[start of MATERIAL FOR THIS TASK]

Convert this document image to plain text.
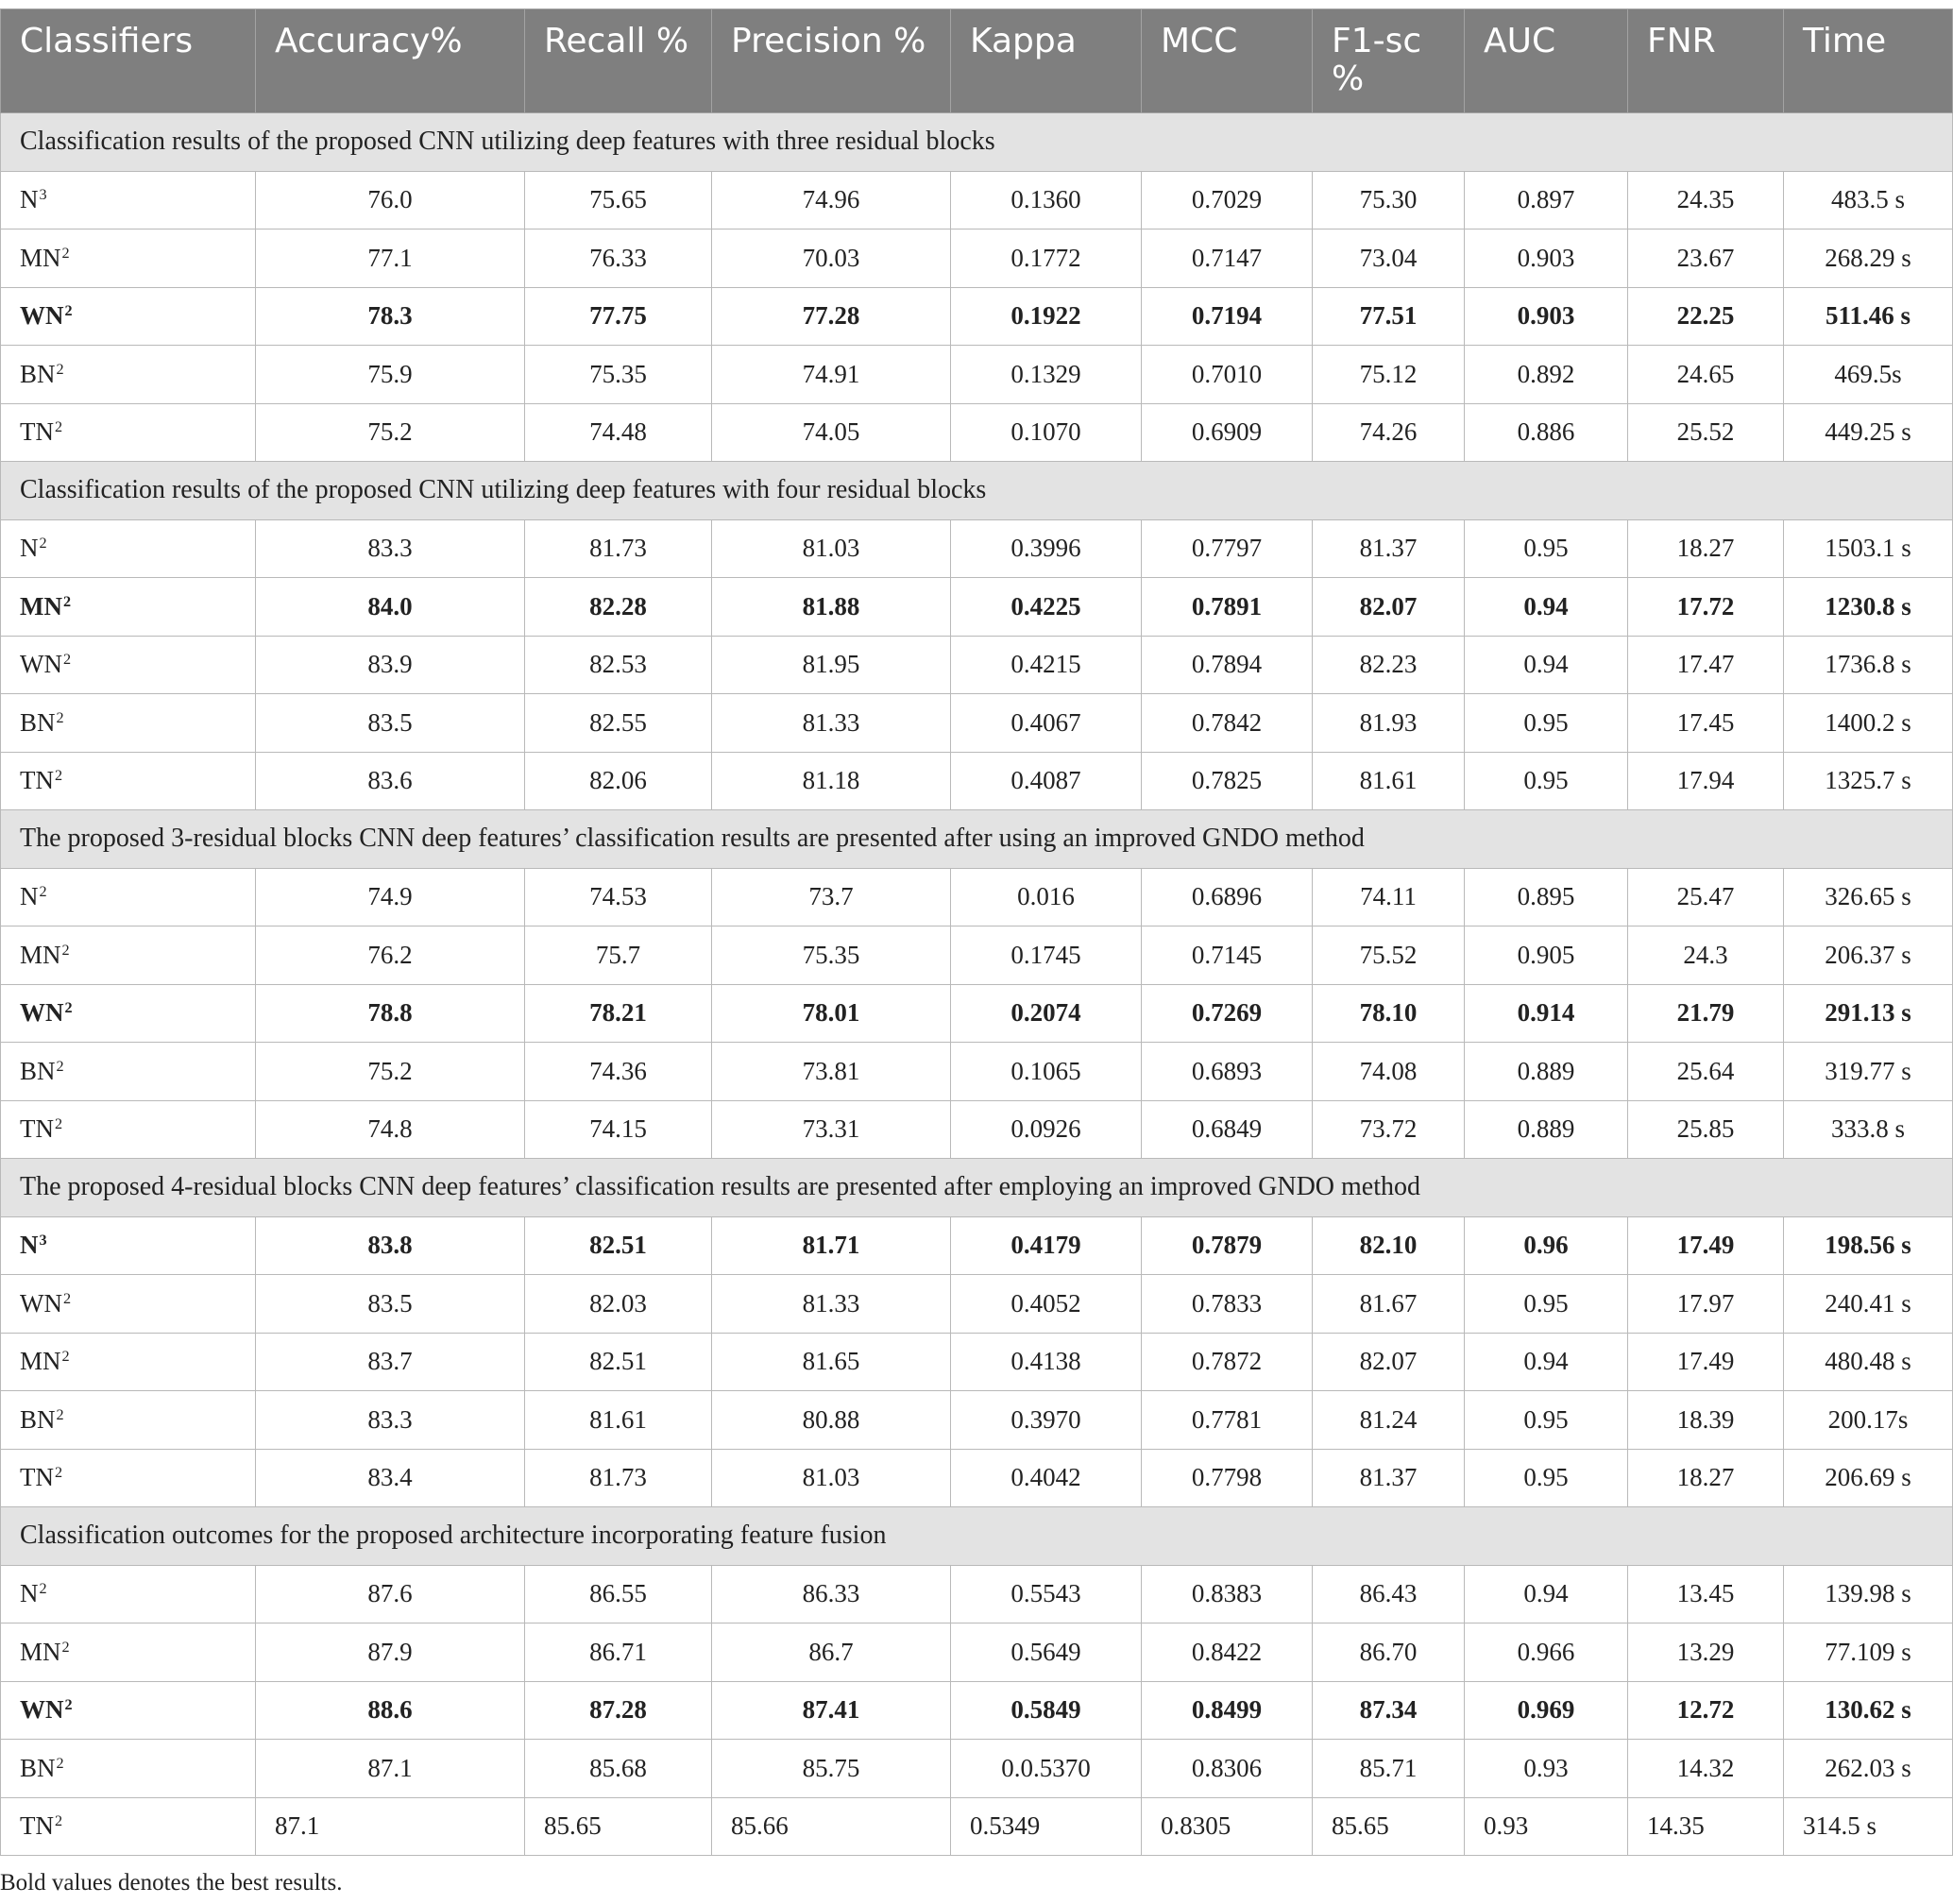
Classifiers	Accuracy%	Recall %	Precision %	Kappa	MCC	F1-sc %	AUC	FNR	Time
Classification results of the proposed CNN utilizing deep features with three residual blocks									
$N^3$	76.0	75.65	74.96	0.1360	0.7029	75.30	0.897	24.35	483.5 s
$MN^2$	77.1	76.33	70.03	0.1772	0.7147	73.04	0.903	23.67	268.29 s
$WN^2$	78.3	77.75	77.28	0.1922	0.7194	77.51	0.903	22.25	511.46 s
$BN^2$	75.9	75.35	74.91	0.1329	0.7010	75.12	0.892	24.65	469.5s
$TN^2$	75.2	74.48	74.05	0.1070	0.6909	74.26	0.886	25.52	449.25 s
Classification results of the proposed CNN utilizing deep features with four residual blocks									
$N^2$	83.3	81.73	81.03	0.3996	0.7797	81.37	0.95	18.27	1503.1 s
$MN^2$	84.0	82.28	81.88	0.4225	0.7891	82.07	0.94	17.72	1230.8 s
$WN^2$	83.9	82.53	81.95	0.4215	0.7894	82.23	0.94	17.47	1736.8 s
$BN^2$	83.5	82.55	81.33	0.4067	0.7842	81.93	0.95	17.45	1400.2 s
$TN^2$	83.6	82.06	81.18	0.4087	0.7825	81.61	0.95	17.94	1325.7 s
The proposed 3-residual blocks CNN deep features’ classification results are presented after using an improved GNDO method									
$N^2$	74.9	74.53	73.7	0.016	0.6896	74.11	0.895	25.47	326.65 s
$MN^2$	76.2	75.7	75.35	0.1745	0.7145	75.52	0.905	24.3	206.37 s
$WN^2$	78.8	78.21	78.01	0.2074	0.7269	78.10	0.914	21.79	291.13 s
$BN^2$	75.2	74.36	73.81	0.1065	0.6893	74.08	0.889	25.64	319.77 s
$TN^2$	74.8	74.15	73.31	0.0926	0.6849	73.72	0.889	25.85	333.8 s
The proposed 4-residual blocks CNN deep features’ classification results are presented after employing an improved GNDO method									
$N^3$	83.8	82.51	81.71	0.4179	0.7879	82.10	0.96	17.49	198.56 s
$WN^2$	83.5	82.03	81.33	0.4052	0.7833	81.67	0.95	17.97	240.41 s
$MN^2$	83.7	82.51	81.65	0.4138	0.7872	82.07	0.94	17.49	480.48 s
$BN^2$	83.3	81.61	80.88	0.3970	0.7781	81.24	0.95	18.39	200.17s
$TN^2$	83.4	81.73	81.03	0.4042	0.7798	81.37	0.95	18.27	206.69 s
Classification outcomes for the proposed architecture incorporating feature fusion									
$N^2$	87.6	86.55	86.33	0.5543	0.8383	86.43	0.94	13.45	139.98 s
$MN^2$	87.9	86.71	86.7	0.5649	0.8422	86.70	0.966	13.29	77.109 s
$WN^2$	88.6	87.28	87.41	0.5849	0.8499	87.34	0.969	12.72	130.62 s
$BN^2$	87.1	85.68	85.75	0.0.5370	0.8306	85.71	0.93	14.32	262.03 s
$TN^2$	87.1	85.65	85.66	0.5349	0.8305	85.65	0.93	14.35	314.5 s
Bold values denotes the best results.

[end of MATERIAL FOR THIS TASK]

## WHAT THE TASK REQUIRES
Would you set down the listing exactly, omitting pictures?

## SOLUTION TO THE EXERCISE
Convert this document image to plain text.
Classifiers	Accuracy%	Recall %	Precision %	Kappa	MCC	F1-sc %	AUC	FNR	Time
Classification results of the proposed CNN utilizing deep features with three residual blocks									
$N^3$	76.0	75.65	74.96	0.1360	0.7029	75.30	0.897	24.35	483.5 s
$MN^2$	77.1	76.33	70.03	0.1772	0.7147	73.04	0.903	23.67	268.29 s
$WN^2$	78.3	77.75	77.28	0.1922	0.7194	77.51	0.903	22.25	511.46 s
$BN^2$	75.9	75.35	74.91	0.1329	0.7010	75.12	0.892	24.65	469.5s
$TN^2$	75.2	74.48	74.05	0.1070	0.6909	74.26	0.886	25.52	449.25 s
Classification results of the proposed CNN utilizing deep features with four residual blocks									
$N^2$	83.3	81.73	81.03	0.3996	0.7797	81.37	0.95	18.27	1503.1 s
$MN^2$	84.0	82.28	81.88	0.4225	0.7891	82.07	0.94	17.72	1230.8 s
$WN^2$	83.9	82.53	81.95	0.4215	0.7894	82.23	0.94	17.47	1736.8 s
$BN^2$	83.5	82.55	81.33	0.4067	0.7842	81.93	0.95	17.45	1400.2 s
$TN^2$	83.6	82.06	81.18	0.4087	0.7825	81.61	0.95	17.94	1325.7 s
The proposed 3-residual blocks CNN deep features’ classification results are presented after using an improved GNDO method									
$N^2$	74.9	74.53	73.7	0.016	0.6896	74.11	0.895	25.47	326.65 s
$MN^2$	76.2	75.7	75.35	0.1745	0.7145	75.52	0.905	24.3	206.37 s
$WN^2$	78.8	78.21	78.01	0.2074	0.7269	78.10	0.914	21.79	291.13 s
$BN^2$	75.2	74.36	73.81	0.1065	0.6893	74.08	0.889	25.64	319.77 s
$TN^2$	74.8	74.15	73.31	0.0926	0.6849	73.72	0.889	25.85	333.8 s
The proposed 4-residual blocks CNN deep features’ classification results are presented after employing an improved GNDO method									
$N^3$	83.8	82.51	81.71	0.4179	0.7879	82.10	0.96	17.49	198.56 s
$WN^2$	83.5	82.03	81.33	0.4052	0.7833	81.67	0.95	17.97	240.41 s
$MN^2$	83.7	82.51	81.65	0.4138	0.7872	82.07	0.94	17.49	480.48 s
$BN^2$	83.3	81.61	80.88	0.3970	0.7781	81.24	0.95	18.39	200.17s
$TN^2$	83.4	81.73	81.03	0.4042	0.7798	81.37	0.95	18.27	206.69 s
Classification outcomes for the proposed architecture incorporating feature fusion									
$N^2$	87.6	86.55	86.33	0.5543	0.8383	86.43	0.94	13.45	139.98 s
$MN^2$	87.9	86.71	86.7	0.5649	0.8422	86.70	0.966	13.29	77.109 s
$WN^2$	88.6	87.28	87.41	0.5849	0.8499	87.34	0.969	12.72	130.62 s
$BN^2$	87.1	85.68	85.75	0.0.5370	0.8306	85.71	0.93	14.32	262.03 s
$TN^2$	87.1	85.65	85.66	0.5349	0.8305	85.65	0.93	14.35	314.5 s
Bold values denotes the best results.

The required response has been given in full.